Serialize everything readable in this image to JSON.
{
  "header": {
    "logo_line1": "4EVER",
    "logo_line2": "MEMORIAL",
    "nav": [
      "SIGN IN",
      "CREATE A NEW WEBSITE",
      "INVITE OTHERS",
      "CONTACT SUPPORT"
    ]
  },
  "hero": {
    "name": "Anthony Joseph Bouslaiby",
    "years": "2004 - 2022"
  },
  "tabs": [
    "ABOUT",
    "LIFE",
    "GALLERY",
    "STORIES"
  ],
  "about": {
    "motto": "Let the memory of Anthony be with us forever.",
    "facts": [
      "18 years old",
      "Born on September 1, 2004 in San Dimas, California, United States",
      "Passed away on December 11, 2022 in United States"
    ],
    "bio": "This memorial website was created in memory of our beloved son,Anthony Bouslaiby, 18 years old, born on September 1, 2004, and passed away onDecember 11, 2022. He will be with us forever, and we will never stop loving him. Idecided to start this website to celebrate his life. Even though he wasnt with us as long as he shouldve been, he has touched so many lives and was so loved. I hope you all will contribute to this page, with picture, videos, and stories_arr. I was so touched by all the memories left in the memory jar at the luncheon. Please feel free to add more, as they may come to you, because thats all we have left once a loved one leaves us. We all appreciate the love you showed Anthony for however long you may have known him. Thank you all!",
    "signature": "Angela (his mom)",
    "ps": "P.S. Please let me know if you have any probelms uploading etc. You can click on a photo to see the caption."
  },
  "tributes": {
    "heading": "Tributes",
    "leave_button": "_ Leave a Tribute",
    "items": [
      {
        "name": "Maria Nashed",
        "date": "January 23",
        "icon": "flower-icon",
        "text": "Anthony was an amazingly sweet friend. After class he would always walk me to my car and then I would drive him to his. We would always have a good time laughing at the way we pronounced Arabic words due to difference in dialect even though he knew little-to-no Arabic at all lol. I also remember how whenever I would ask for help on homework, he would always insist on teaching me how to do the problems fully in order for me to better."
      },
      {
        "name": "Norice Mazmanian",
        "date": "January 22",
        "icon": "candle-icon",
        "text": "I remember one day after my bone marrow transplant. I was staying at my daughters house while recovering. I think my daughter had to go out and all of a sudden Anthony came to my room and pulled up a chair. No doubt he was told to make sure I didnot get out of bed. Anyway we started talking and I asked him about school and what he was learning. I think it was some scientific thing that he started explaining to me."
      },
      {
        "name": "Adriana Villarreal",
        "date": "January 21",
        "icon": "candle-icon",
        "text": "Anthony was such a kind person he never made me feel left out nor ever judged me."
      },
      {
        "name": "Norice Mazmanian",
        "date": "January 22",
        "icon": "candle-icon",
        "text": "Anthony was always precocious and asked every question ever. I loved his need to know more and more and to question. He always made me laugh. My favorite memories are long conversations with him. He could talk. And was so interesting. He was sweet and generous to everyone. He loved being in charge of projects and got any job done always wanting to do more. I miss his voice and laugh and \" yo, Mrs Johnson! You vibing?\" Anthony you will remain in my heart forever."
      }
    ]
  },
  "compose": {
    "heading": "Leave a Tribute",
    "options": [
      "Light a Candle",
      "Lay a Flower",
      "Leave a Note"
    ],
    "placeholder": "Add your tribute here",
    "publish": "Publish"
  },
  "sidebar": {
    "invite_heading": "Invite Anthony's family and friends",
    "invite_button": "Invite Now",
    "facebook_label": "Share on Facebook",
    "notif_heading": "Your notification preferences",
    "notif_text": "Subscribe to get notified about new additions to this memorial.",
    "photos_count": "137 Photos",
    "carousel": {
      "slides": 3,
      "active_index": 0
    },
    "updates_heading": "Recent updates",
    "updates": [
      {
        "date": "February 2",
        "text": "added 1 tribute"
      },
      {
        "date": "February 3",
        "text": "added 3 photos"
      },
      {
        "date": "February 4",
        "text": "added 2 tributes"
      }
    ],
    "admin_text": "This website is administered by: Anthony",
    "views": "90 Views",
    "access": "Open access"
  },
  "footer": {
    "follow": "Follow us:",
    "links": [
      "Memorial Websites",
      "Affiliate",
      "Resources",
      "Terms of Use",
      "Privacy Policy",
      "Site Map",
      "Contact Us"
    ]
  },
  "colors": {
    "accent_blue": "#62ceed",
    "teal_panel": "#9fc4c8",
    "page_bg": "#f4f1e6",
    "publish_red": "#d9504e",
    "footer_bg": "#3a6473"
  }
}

+++

What is being asked – Repeat every record, exactly as written.

Correct answer –
Serialize everything readable in this image to JSON.
{
  "header": {
    "logo_line1": "4EVER",
    "logo_line2": "MEMORIAL",
    "nav": [
      "SIGN IN",
      "CREATE A NEW WEBSITE",
      "INVITE OTHERS",
      "CONTACT SUPPORT"
    ]
  },
  "hero": {
    "name": "Anthony Joseph Bouslaiby",
    "years": "2004 - 2022"
  },
  "tabs": [
    "ABOUT",
    "LIFE",
    "GALLERY",
    "STORIES"
  ],
  "about": {
    "motto": "Let the memory of Anthony be with us forever.",
    "facts": [
      "18 years old",
      "Born on September 1, 2004 in San Dimas, California, United States",
      "Passed away on December 11, 2022 in United States"
    ],
    "bio": "This memorial website was created in memory of our beloved son,Anthony Bouslaiby, 18 years old, born on September 1, 2004, and passed away onDecember 11, 2022. He will be with us forever, and we will never stop loving him. Idecided to start this website to celebrate his life. Even though he wasnt with us as long as he shouldve been, he has touched so many lives and was so loved. I hope you all will contribute to this page, with picture, videos, and stories_arr. I was so touched by all the memories left in the memory jar at the luncheon. Please feel free to add more, as they may come to you, because thats all we have left once a loved one leaves us. We all appreciate the love you showed Anthony for however long you may have known him. Thank you all!",
    "signature": "Angela (his mom)",
    "ps": "P.S. Please let me know if you have any probelms uploading etc. You can click on a photo to see the caption."
  },
  "tributes": {
    "heading": "Tributes",
    "leave_button": "_ Leave a Tribute",
    "items": [
      {
        "name": "Maria Nashed",
        "date": "January 23",
        "icon": "flower-icon",
        "text": "Anthony was an amazingly sweet friend. After class he would always walk me to my car and then I would drive him to his. We would always have a good time laughing at the way we pronounced Arabic words due to difference in dialect even though he knew little-to-no Arabic at all lol. I also remember how whenever I would ask for help on homework, he would always insist on teaching me how to do the problems fully in order for me to better."
      },
      {
        "name": "Norice Mazmanian",
        "date": "January 22",
        "icon": "candle-icon",
        "text": "I remember one day after my bone marrow transplant. I was staying at my daughters house while recovering. I think my daughter had to go out and all of a sudden Anthony came to my room and pulled up a chair. No doubt he was told to make sure I didnot get out of bed. Anyway we started talking and I asked him about school and what he was learning. I think it was some scientific thing that he started explaining to me."
      },
      {
        "name": "Adriana Villarreal",
        "date": "January 21",
        "icon": "candle-icon",
        "text": "Anthony was such a kind person he never made me feel left out nor ever judged me."
      },
      {
        "name": "Norice Mazmanian",
        "date": "January 22",
        "icon": "candle-icon",
        "text": "Anthony was always precocious and asked every question ever. I loved his need to know more and more and to question. He always made me laugh. My favorite memories are long conversations with him. He could talk. And was so interesting. He was sweet and generous to everyone. He loved being in charge of projects and got any job done always wanting to do more. I miss his voice and laugh and \" yo, Mrs Johnson! You vibing?\" Anthony you will remain in my heart forever."
      }
    ]
  },
  "compose": {
    "heading": "Leave a Tribute",
    "options": [
      "Light a Candle",
      "Lay a Flower",
      "Leave a Note"
    ],
    "placeholder": "Add your tribute here",
    "publish": "Publish"
  },
  "sidebar": {
    "invite_heading": "Invite Anthony's family and friends",
    "invite_button": "Invite Now",
    "facebook_label": "Share on Facebook",
    "notif_heading": "Your notification preferences",
    "notif_text": "Subscribe to get notified about new additions to this memorial.",
    "photos_count": "137 Photos",
    "carousel": {
      "slides": 3,
      "active_index": 0
    },
    "updates_heading": "Recent updates",
    "updates": [
      {
        "date": "February 2",
        "text": "added 1 tribute"
      },
      {
        "date": "February 3",
        "text": "added 3 photos"
      },
      {
        "date": "February 4",
        "text": "added 2 tributes"
      }
    ],
    "admin_text": "This website is administered by: Anthony",
    "views": "90 Views",
    "access": "Open access"
  },
  "footer": {
    "follow": "Follow us:",
    "links": [
      "Memorial Websites",
      "Affiliate",
      "Resources",
      "Terms of Use",
      "Privacy Policy",
      "Site Map",
      "Contact Us"
    ]
  },
  "colors": {
    "accent_blue": "#62ceed",
    "teal_panel": "#9fc4c8",
    "page_bg": "#f4f1e6",
    "publish_red": "#d9504e",
    "footer_bg": "#3a6473"
  }
}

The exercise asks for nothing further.